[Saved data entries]

* Begin *

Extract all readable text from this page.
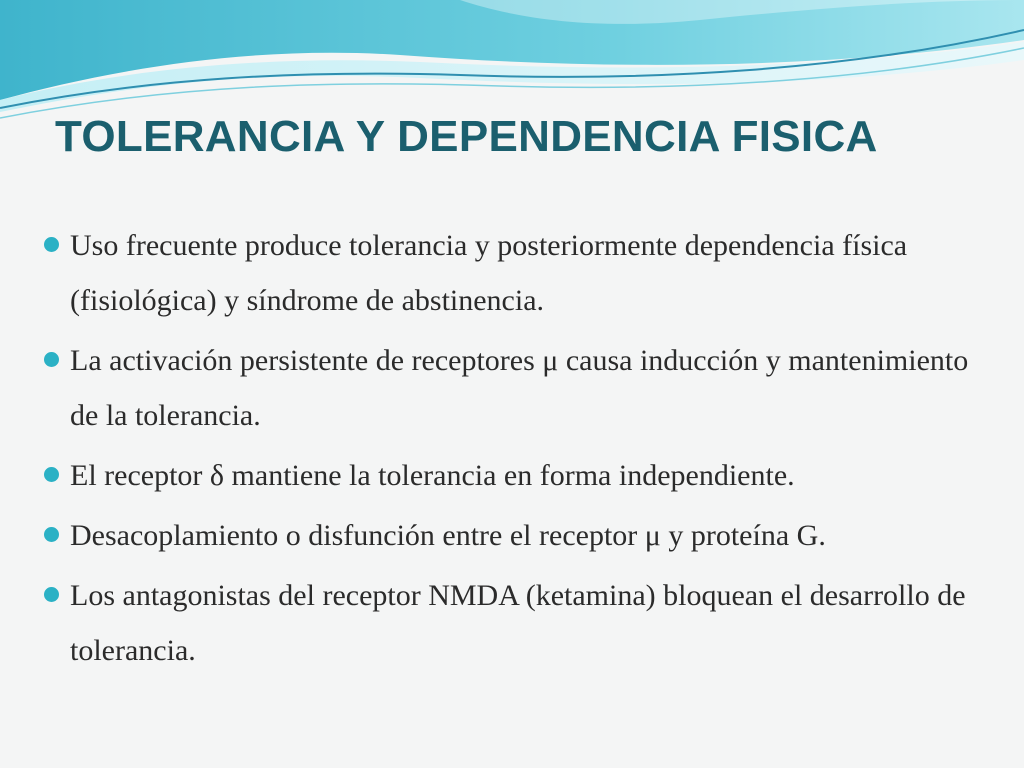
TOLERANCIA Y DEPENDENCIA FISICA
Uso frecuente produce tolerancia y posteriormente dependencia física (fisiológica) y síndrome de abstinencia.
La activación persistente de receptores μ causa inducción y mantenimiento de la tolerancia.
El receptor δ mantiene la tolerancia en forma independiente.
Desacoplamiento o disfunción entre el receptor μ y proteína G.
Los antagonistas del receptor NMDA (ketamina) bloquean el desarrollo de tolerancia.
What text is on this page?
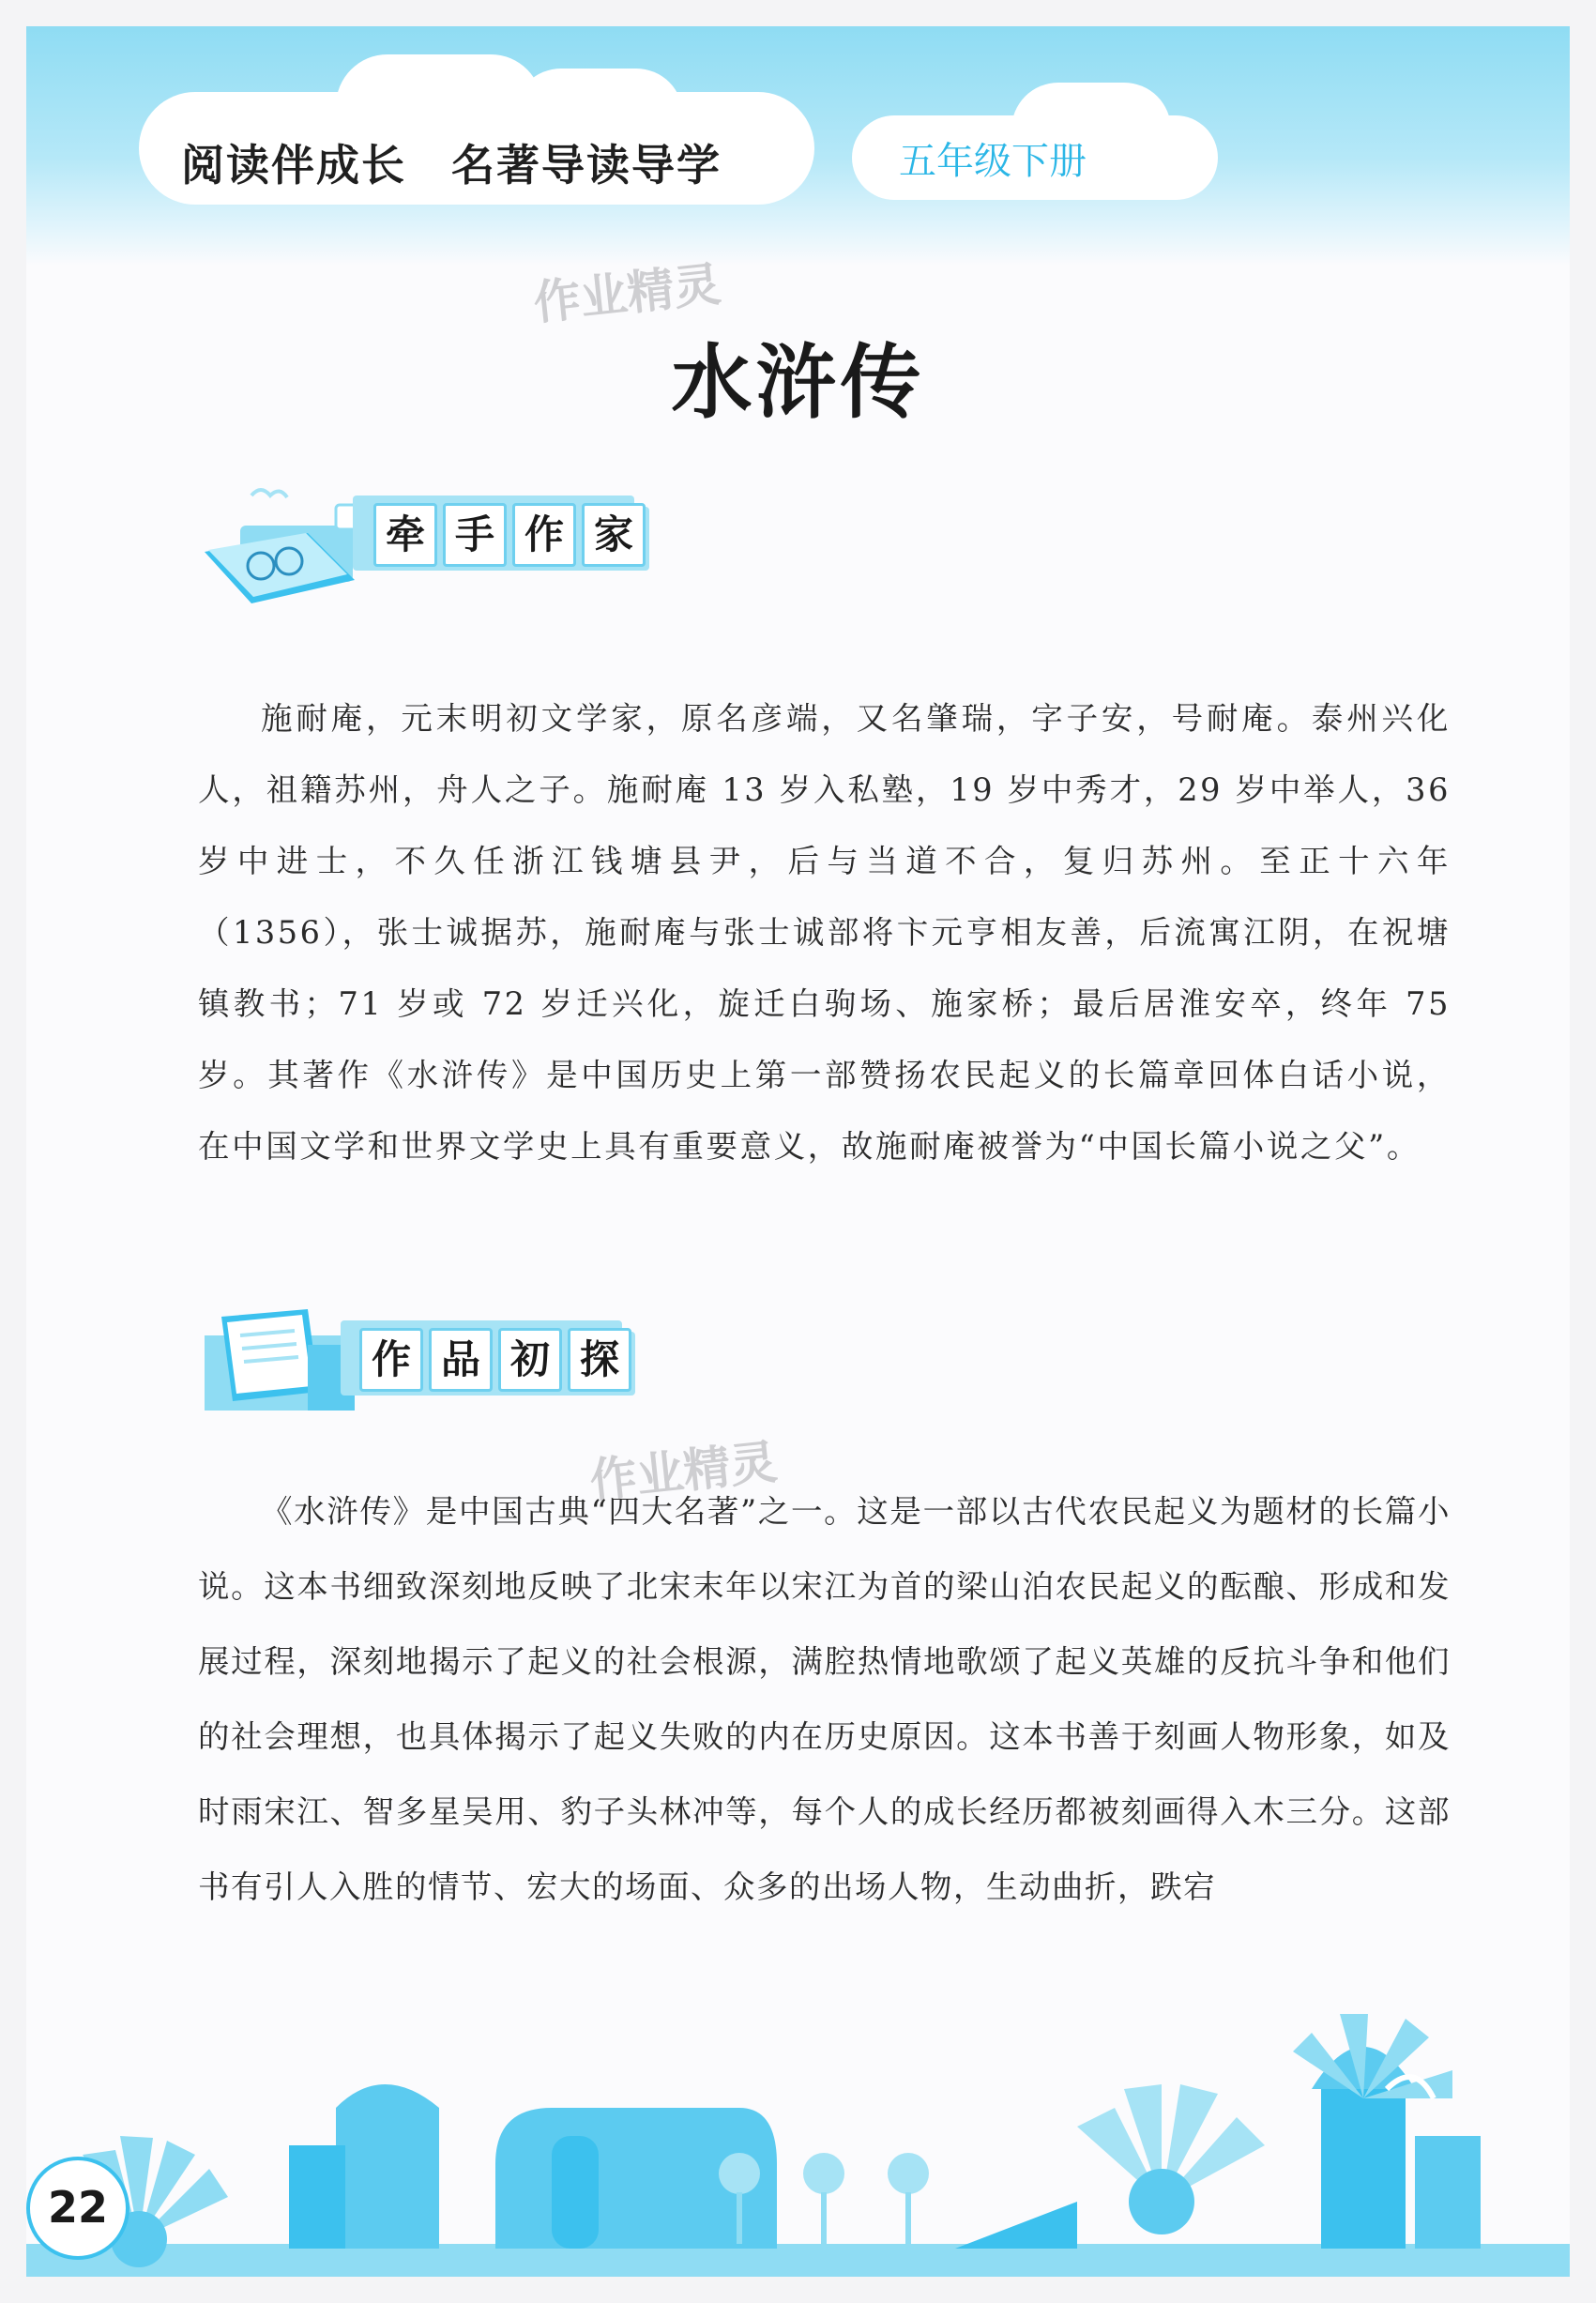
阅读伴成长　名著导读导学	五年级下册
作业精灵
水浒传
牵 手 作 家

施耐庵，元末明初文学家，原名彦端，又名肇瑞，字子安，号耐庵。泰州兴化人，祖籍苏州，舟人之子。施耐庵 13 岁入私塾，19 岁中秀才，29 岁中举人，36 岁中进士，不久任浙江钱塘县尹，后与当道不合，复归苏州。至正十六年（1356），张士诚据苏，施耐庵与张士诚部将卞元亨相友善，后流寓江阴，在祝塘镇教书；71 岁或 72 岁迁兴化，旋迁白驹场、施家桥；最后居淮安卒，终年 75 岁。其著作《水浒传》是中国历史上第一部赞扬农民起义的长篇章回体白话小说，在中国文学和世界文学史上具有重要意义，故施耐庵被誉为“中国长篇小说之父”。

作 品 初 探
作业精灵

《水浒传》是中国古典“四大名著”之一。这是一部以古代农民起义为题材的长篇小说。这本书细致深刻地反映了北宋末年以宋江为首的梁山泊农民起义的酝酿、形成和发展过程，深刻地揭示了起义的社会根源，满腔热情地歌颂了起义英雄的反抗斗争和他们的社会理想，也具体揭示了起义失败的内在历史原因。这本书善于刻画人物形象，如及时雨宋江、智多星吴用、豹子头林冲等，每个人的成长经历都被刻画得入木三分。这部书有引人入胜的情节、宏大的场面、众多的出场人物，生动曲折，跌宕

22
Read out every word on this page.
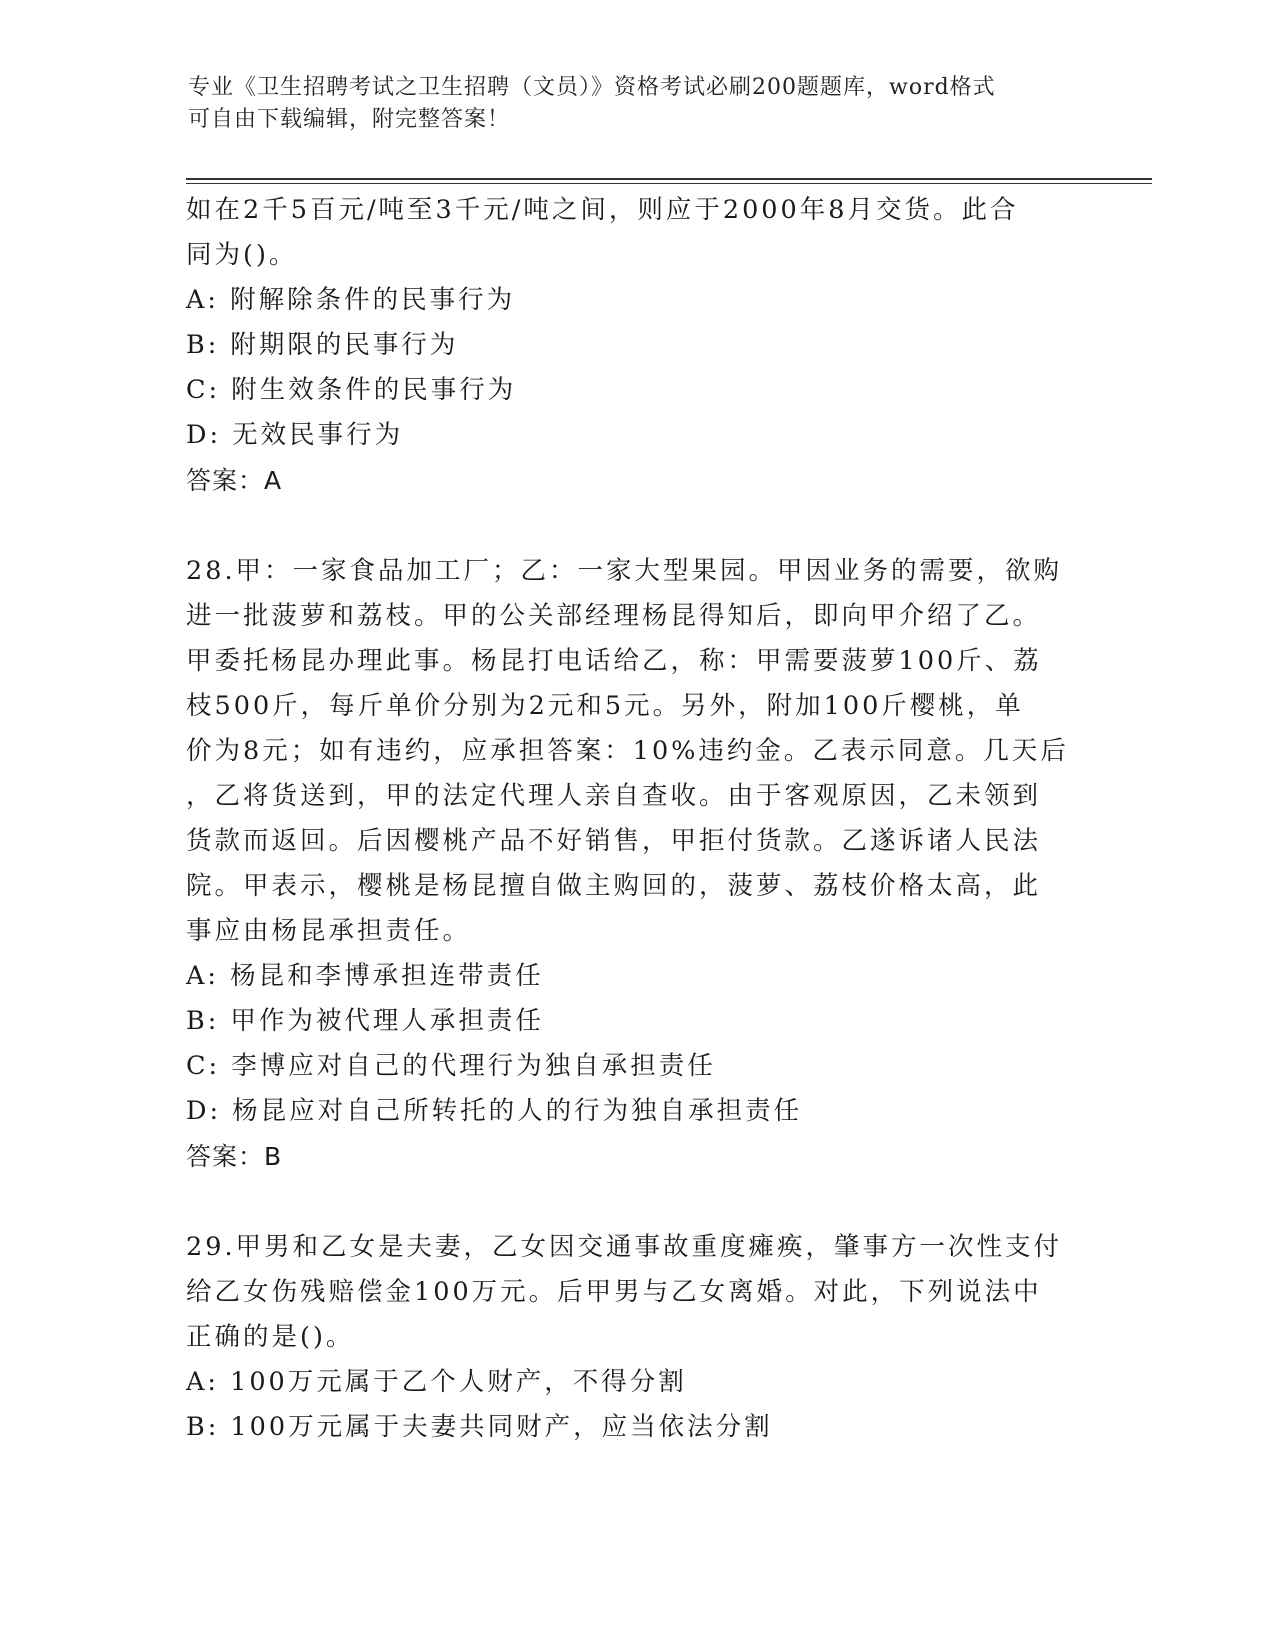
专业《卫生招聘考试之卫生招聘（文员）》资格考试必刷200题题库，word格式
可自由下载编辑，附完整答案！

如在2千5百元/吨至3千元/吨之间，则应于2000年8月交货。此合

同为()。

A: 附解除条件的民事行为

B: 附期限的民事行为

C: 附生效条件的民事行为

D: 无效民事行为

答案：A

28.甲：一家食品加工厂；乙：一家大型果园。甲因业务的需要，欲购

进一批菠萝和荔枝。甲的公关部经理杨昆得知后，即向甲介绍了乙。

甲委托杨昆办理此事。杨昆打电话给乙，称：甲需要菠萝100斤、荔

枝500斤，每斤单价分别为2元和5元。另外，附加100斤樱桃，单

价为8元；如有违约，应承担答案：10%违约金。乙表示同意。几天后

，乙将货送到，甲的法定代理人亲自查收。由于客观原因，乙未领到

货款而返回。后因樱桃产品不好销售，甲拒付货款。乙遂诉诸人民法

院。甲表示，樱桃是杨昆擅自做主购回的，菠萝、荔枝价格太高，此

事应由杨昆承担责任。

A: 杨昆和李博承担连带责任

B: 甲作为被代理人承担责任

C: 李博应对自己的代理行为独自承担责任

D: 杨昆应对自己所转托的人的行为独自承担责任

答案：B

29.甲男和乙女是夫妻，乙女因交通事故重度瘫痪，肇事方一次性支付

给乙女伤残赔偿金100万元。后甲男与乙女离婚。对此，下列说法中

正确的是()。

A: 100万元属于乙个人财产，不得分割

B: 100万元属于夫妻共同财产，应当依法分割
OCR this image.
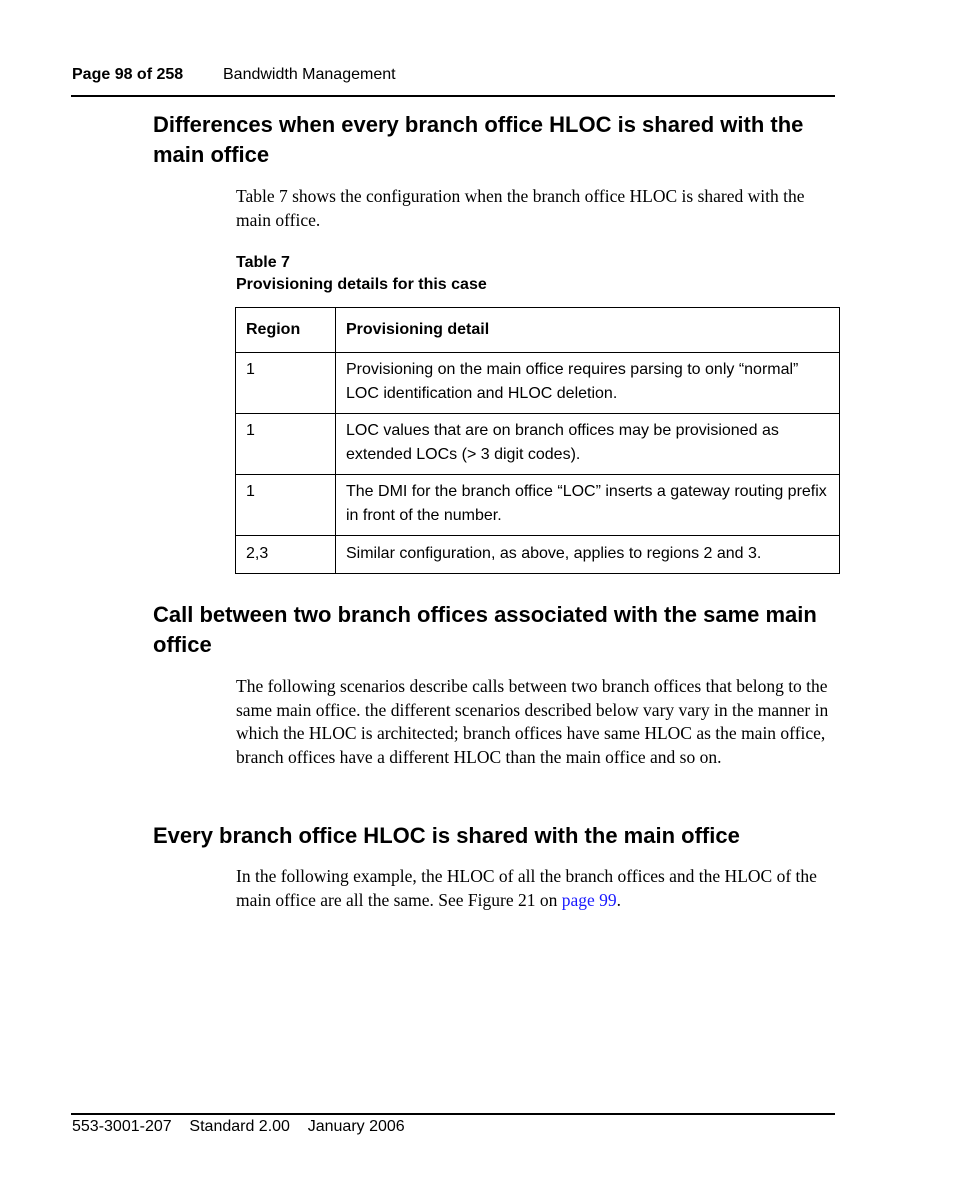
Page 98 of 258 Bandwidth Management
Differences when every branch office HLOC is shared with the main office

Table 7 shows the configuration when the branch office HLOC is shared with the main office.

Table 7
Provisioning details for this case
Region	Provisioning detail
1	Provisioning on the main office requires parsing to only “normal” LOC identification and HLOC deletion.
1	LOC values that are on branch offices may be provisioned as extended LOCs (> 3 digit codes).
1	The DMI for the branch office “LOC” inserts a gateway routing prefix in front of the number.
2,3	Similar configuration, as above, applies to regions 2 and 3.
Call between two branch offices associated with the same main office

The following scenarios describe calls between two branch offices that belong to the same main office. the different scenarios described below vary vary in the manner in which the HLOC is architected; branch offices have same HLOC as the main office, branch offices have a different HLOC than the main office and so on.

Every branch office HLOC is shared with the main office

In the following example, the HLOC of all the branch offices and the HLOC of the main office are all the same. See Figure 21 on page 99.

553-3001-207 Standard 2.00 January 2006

* End *

▸ **TASK TO COMPLETE**: From the data above, copy each line that holds "offices".

▸ **THE RESULT**:
1	LOC values that are on branch offices may be provisioned as extended LOCs (> 3 digit codes).
Call between two branch offices associated with the same main office
The following scenarios describe calls between two branch offices that belong to the same main office. the different scenarios described below vary vary in the manner in which the HLOC is architected; branch offices have same HLOC as the main office, branch offices have a different HLOC than the main office and so on.
In the following example, the HLOC of all the branch offices and the HLOC of the main office are all the same. See Figure 21 on page 99.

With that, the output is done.